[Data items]

* Start *

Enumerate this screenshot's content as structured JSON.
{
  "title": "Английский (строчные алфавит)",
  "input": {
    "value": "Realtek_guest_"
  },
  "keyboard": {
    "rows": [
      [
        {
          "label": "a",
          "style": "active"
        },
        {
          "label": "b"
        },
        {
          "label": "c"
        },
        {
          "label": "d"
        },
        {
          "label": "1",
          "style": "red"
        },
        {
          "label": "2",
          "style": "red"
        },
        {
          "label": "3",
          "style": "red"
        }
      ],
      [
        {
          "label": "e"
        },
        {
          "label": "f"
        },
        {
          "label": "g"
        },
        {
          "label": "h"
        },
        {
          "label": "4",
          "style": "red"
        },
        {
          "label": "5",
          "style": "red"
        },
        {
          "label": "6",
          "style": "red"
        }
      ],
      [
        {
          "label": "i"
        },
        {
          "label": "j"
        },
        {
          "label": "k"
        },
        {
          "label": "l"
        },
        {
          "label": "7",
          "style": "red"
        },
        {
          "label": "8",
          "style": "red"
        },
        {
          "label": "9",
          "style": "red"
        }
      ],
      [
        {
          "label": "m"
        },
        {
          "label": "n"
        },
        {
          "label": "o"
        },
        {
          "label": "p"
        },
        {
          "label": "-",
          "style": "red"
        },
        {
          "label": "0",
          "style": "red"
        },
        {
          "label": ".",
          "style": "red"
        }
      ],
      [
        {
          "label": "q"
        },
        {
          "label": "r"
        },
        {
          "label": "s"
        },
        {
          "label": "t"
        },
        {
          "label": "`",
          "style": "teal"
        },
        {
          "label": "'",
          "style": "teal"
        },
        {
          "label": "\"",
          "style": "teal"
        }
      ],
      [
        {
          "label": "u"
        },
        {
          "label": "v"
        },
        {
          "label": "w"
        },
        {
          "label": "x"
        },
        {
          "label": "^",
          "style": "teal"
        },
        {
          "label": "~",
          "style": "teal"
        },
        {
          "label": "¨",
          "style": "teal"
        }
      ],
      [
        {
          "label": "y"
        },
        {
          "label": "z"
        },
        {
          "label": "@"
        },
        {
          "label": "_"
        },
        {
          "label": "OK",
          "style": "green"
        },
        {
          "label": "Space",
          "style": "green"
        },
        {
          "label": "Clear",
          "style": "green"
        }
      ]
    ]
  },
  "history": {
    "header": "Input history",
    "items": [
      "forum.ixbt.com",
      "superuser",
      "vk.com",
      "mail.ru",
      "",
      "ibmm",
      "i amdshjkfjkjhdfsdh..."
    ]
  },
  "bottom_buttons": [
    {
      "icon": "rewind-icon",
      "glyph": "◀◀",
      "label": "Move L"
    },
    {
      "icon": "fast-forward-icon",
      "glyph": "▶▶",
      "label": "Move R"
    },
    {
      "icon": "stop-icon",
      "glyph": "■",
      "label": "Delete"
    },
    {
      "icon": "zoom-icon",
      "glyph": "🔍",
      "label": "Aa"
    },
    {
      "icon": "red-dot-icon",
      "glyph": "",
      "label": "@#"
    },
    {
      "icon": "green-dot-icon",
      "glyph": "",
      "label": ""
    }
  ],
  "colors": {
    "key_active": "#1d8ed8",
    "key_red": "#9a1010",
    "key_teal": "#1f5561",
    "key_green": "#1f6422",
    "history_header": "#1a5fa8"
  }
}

* End *

*Problem to solve*: Reproduce every line from the entries that holds the word "glyph".

*Result of this exercise*:
      "glyph": "◀◀",
      "glyph": "▶▶",
      "glyph": "■",
      "glyph": "🔍",
      "glyph": "",
      "glyph": "",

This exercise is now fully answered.